# Start of DATA TO PROCESS
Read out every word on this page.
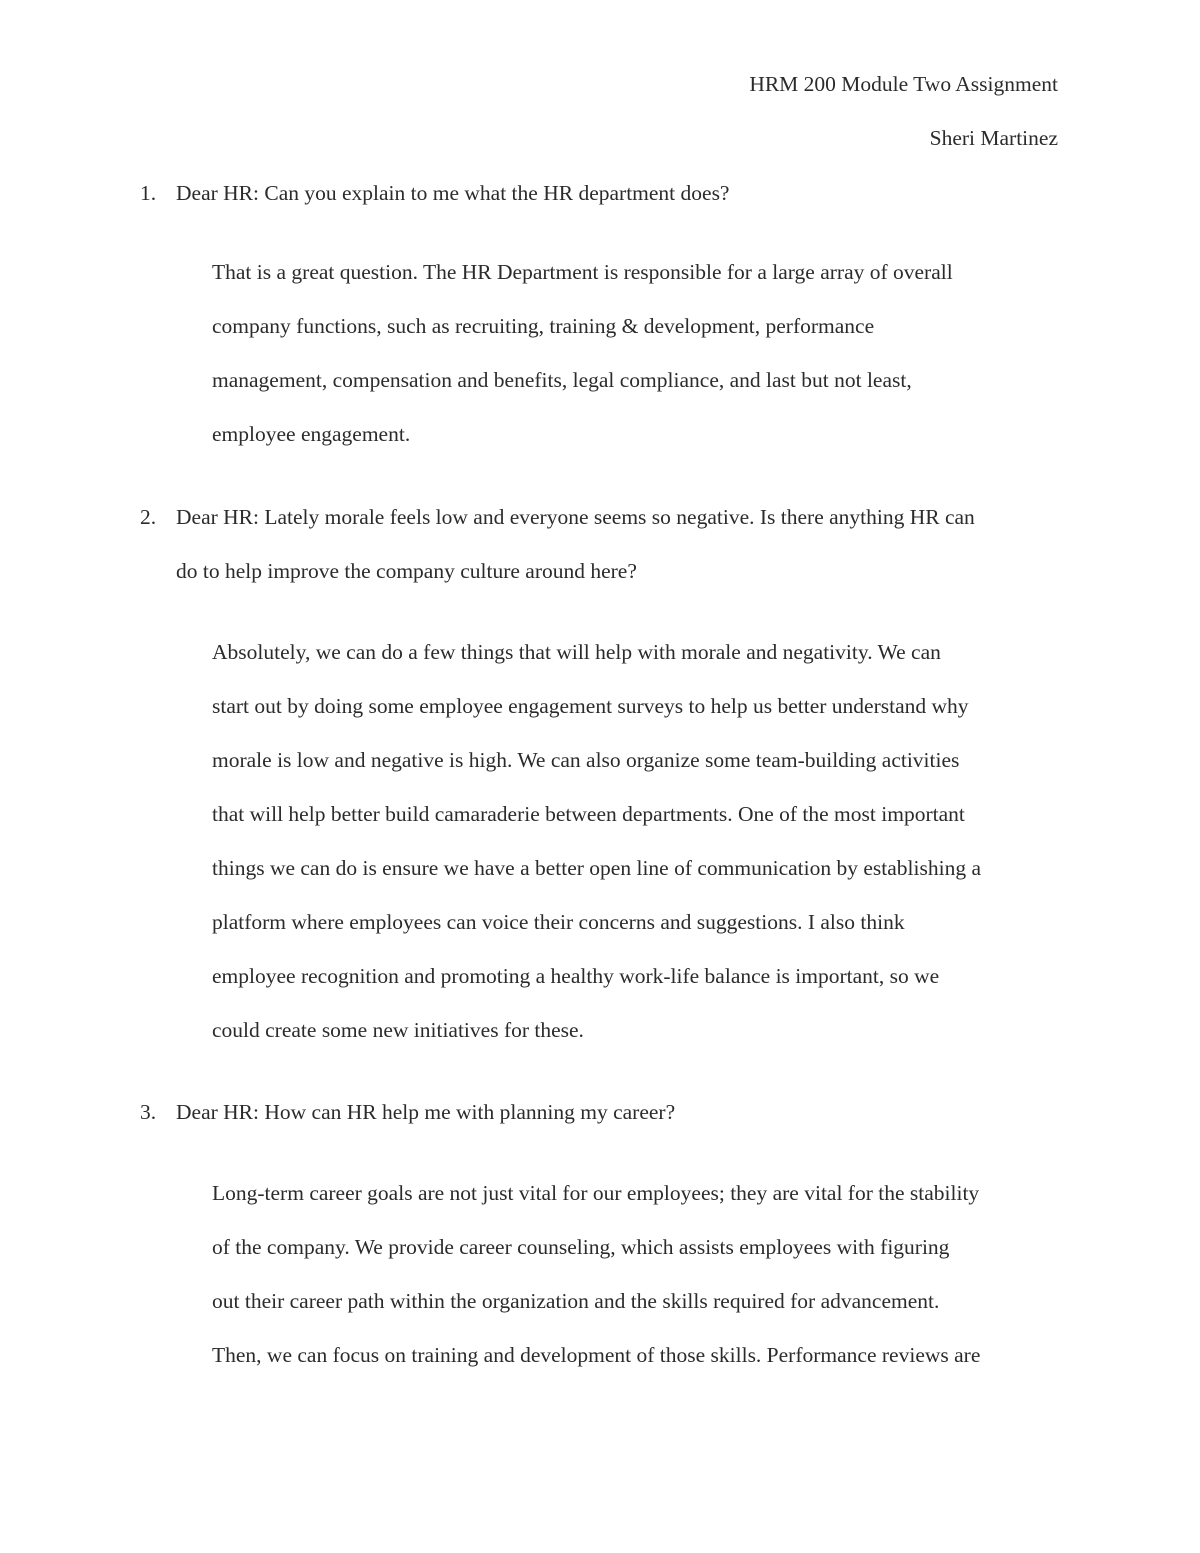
HRM 200 Module Two Assignment
Sheri Martinez
1. Dear HR: Can you explain to me what the HR department does?
That is a great question. The HR Department is responsible for a large array of overall
company functions, such as recruiting, training & development, performance
management, compensation and benefits, legal compliance, and last but not least,
employee engagement.
2. Dear HR: Lately morale feels low and everyone seems so negative. Is there anything HR can
do to help improve the company culture around here?
Absolutely, we can do a few things that will help with morale and negativity. We can
start out by doing some employee engagement surveys to help us better understand why
morale is low and negative is high. We can also organize some team-building activities
that will help better build camaraderie between departments. One of the most important
things we can do is ensure we have a better open line of communication by establishing a
platform where employees can voice their concerns and suggestions. I also think
employee recognition and promoting a healthy work-life balance is important, so we
could create some new initiatives for these.
3. Dear HR: How can HR help me with planning my career?
Long-term career goals are not just vital for our employees; they are vital for the stability
of the company. We provide career counseling, which assists employees with figuring
out their career path within the organization and the skills required for advancement.
Then, we can focus on training and development of those skills. Performance reviews are
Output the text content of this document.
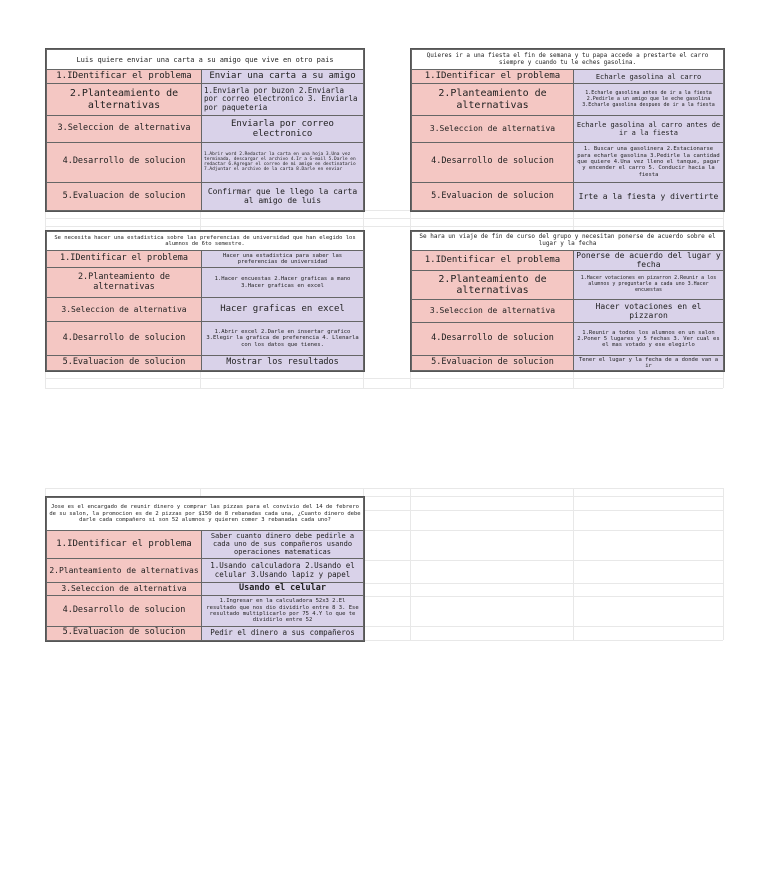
Luis quiere enviar una carta a su amigo que vive en otro pais	
1.IDentificar el problema	Enviar una carta a su amigo
2.Planteamiento de alternativas	1.Enviarla por buzon 2.Enviarla por correo electronico 3. Enviarla por paqueteria
3.Seleccion de alternativa	Enviarla por correo electronico
4.Desarrollo de solucion	1.Abrir word 2.Redactar la carta en una hoja 3.Una vez terminada, descargar el archivo 4.Ir a G-mail 5.Darle en redactar 6.Agregar el correo de mi amigo en destinatario 7.Adjuntar el archivo de la carta 8.Darle en enviar
5.Evaluacion de solucion	Confirmar que le llego la carta al amigo de luis
Quieres ir a una fiesta el fin de semana y tu papa accede a prestarte el carro siempre y cuando tu le eches gasolina.	
1.IDentificar el problema	Echarle gasolina al carro
2.Planteamiento de alternativas	1.Echarle gasolina antes de ir a la fiesta 2.Pedirle a un amigo que le eche gasolina 3.Echarle gasolina despues de ir a la fiesta
3.Seleccion de alternativa	Echarle gasolina al carro antes de ir a la fiesta
4.Desarrollo de solucion	1. Buscar una gasolinera 2.Estacionarse para echarle gasolina 3.Pedirle la cantidad que quiere 4.Una vez lleno el tanque, pagar y encender el carro 5. Conducir hacia la fiesta
5.Evaluacion de solucion	Irte a la fiesta y divertirte
Se necesita hacer una estadistica sobre las preferencias de universidad que han elegido los alumnos de 6to semestre.	
1.IDentificar el problema	Hacer una estadistica para saber las preferencias de universidad
2.Planteamiento de alternativas	1.Hacer encuestas 2.Hacer graficas a mano 3.Hacer graficas en excel
3.Seleccion de alternativa	Hacer graficas en excel
4.Desarrollo de solucion	1.Abrir excel 2.Darle en insertar grafico 3.Elegir la grafica de preferencia 4. Llenarla con los datos que tienes.
5.Evaluacion de solucion	Mostrar los resultados
Se hara un viaje de fin de curso del grupo y necesitan ponerse de acuerdo sobre el lugar y la fecha	
1.IDentificar el problema	Ponerse de acuerdo del lugar y fecha
2.Planteamiento de alternativas	1.Hacer votaciones en pizarron 2.Reunir a los alumnos y preguntarle a cada uno 3.Hacer encuestas
3.Seleccion de alternativa	Hacer votaciones en el pizzaron
4.Desarrollo de solucion	1.Reunir a todos los alumnos en un salon 2.Poner 5 lugares y 5 fechas 3. Ver cual es el mas votado y ese elegirlo
5.Evaluacion de solucion	Tener el lugar y la fecha de a donde van a ir
Jose es el encargado de reunir dinero y comprar las pizzas para el convivio del 14 de febrero de su salon, la promocion es de 2 pizzas por $150 de 8 rebanadas cada una, ¿Cuanto dinero debe darle cada compañero si son 52 alumnos y quieren comer 3 rebanadas cada uno?	
1.IDentificar el problema	Saber cuanto dinero debe pedirle a cada uno de sus compañeros usando operaciones matematicas
2.Planteamiento de alternativas	1.Usando calculadora 2.Usando el celular 3.Usando lapiz y papel
3.Seleccion de alternativa	Usando el celular
4.Desarrollo de solucion	1.Ingresar en la calculadora 52x3 2.El resultado que nos dio dividirlo entre 8 3. Ese resultado multiplicarlo por 75 4.Y lo que te dividirlo entre 52
5.Evaluacion de solucion	Pedir el dinero a sus compañeros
# End of DATA TO PROCESS
- [REQUEST]:
From the entries above, return each line with the word "estadistica" in it.

- [SOLUTION TO THIS PROBLEM]:
Se necesita hacer una estadistica sobre las preferencias de universidad que han elegido los alumnos de 6to semestre.	
1.IDentificar el problema	Hacer una estadistica para saber las preferencias de universidad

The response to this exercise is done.